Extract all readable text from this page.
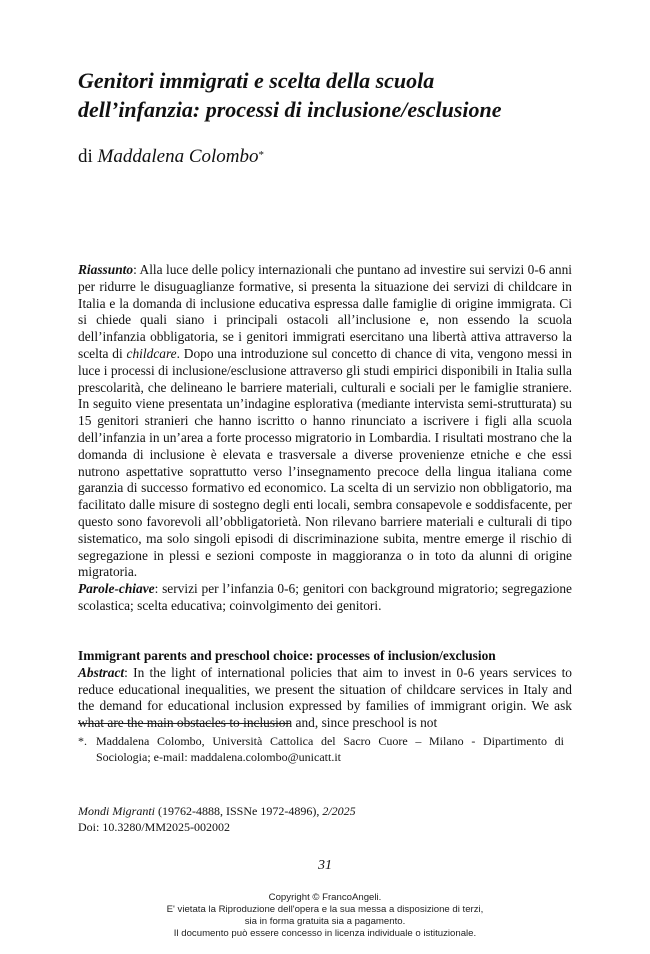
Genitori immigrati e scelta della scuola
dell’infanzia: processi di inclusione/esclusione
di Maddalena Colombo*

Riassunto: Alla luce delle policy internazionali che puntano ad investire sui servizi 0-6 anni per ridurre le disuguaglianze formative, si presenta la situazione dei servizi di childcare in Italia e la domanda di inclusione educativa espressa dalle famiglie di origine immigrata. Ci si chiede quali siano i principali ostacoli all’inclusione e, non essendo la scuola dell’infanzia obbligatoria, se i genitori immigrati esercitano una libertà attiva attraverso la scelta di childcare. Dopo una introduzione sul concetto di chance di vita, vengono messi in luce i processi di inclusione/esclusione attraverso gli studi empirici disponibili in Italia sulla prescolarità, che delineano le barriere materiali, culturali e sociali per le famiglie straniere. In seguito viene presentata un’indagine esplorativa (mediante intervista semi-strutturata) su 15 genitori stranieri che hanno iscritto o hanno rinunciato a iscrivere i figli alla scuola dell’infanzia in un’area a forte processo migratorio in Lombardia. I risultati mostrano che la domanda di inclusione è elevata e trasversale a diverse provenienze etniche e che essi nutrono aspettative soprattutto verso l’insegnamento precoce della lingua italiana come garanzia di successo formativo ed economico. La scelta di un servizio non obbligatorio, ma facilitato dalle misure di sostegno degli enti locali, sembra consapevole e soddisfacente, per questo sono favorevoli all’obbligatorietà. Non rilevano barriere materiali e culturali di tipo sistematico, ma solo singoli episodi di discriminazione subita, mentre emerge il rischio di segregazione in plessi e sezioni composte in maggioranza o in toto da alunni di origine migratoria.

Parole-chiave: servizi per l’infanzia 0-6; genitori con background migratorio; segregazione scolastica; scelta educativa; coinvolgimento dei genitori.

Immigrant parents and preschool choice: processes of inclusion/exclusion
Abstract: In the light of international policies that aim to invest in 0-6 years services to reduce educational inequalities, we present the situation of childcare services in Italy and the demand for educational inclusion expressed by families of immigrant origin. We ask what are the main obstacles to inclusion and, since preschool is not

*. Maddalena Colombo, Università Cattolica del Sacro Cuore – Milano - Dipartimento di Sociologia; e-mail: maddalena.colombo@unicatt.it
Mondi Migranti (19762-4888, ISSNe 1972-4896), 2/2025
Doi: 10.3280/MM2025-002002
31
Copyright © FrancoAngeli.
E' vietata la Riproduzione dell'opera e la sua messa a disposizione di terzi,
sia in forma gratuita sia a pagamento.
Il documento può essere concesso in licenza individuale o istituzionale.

=-=-=-=-=

Give an exact copy of the material, leaving out every picture.

**Reply to the exercise**
Extract all readable text from this page.
Genitori immigrati e scelta della scuola
dell’infanzia: processi di inclusione/esclusione
di Maddalena Colombo*

Riassunto: Alla luce delle policy internazionali che puntano ad investire sui servizi 0-6 anni per ridurre le disuguaglianze formative, si presenta la situazione dei servizi di childcare in Italia e la domanda di inclusione educativa espressa dalle famiglie di origine immigrata. Ci si chiede quali siano i principali ostacoli all’inclusione e, non essendo la scuola dell’infanzia obbligatoria, se i genitori immigrati esercitano una libertà attiva attraverso la scelta di childcare. Dopo una introduzione sul concetto di chance di vita, vengono messi in luce i processi di inclusione/esclusione attraverso gli studi empirici disponibili in Italia sulla prescolarità, che delineano le barriere materiali, culturali e sociali per le famiglie straniere. In seguito viene presentata un’indagine esplorativa (mediante intervista semi-strutturata) su 15 genitori stranieri che hanno iscritto o hanno rinunciato a iscrivere i figli alla scuola dell’infanzia in un’area a forte processo migratorio in Lombardia. I risultati mostrano che la domanda di inclusione è elevata e trasversale a diverse provenienze etniche e che essi nutrono aspettative soprattutto verso l’insegnamento precoce della lingua italiana come garanzia di successo formativo ed economico. La scelta di un servizio non obbligatorio, ma facilitato dalle misure di sostegno degli enti locali, sembra consapevole e soddisfacente, per questo sono favorevoli all’obbligatorietà. Non rilevano barriere materiali e culturali di tipo sistematico, ma solo singoli episodi di discriminazione subita, mentre emerge il rischio di segregazione in plessi e sezioni composte in maggioranza o in toto da alunni di origine migratoria.

Parole-chiave: servizi per l’infanzia 0-6; genitori con background migratorio; segregazione scolastica; scelta educativa; coinvolgimento dei genitori.

Immigrant parents and preschool choice: processes of inclusion/exclusion
Abstract: In the light of international policies that aim to invest in 0-6 years services to reduce educational inequalities, we present the situation of childcare services in Italy and the demand for educational inclusion expressed by families of immigrant origin. We ask what are the main obstacles to inclusion and, since preschool is not

*. Maddalena Colombo, Università Cattolica del Sacro Cuore – Milano - Dipartimento di Sociologia; e-mail: maddalena.colombo@unicatt.it
Mondi Migranti (19762-4888, ISSNe 1972-4896), 2/2025
Doi: 10.3280/MM2025-002002
31
Copyright © FrancoAngeli.
E' vietata la Riproduzione dell'opera e la sua messa a disposizione di terzi,
sia in forma gratuita sia a pagamento.
Il documento può essere concesso in licenza individuale o istituzionale.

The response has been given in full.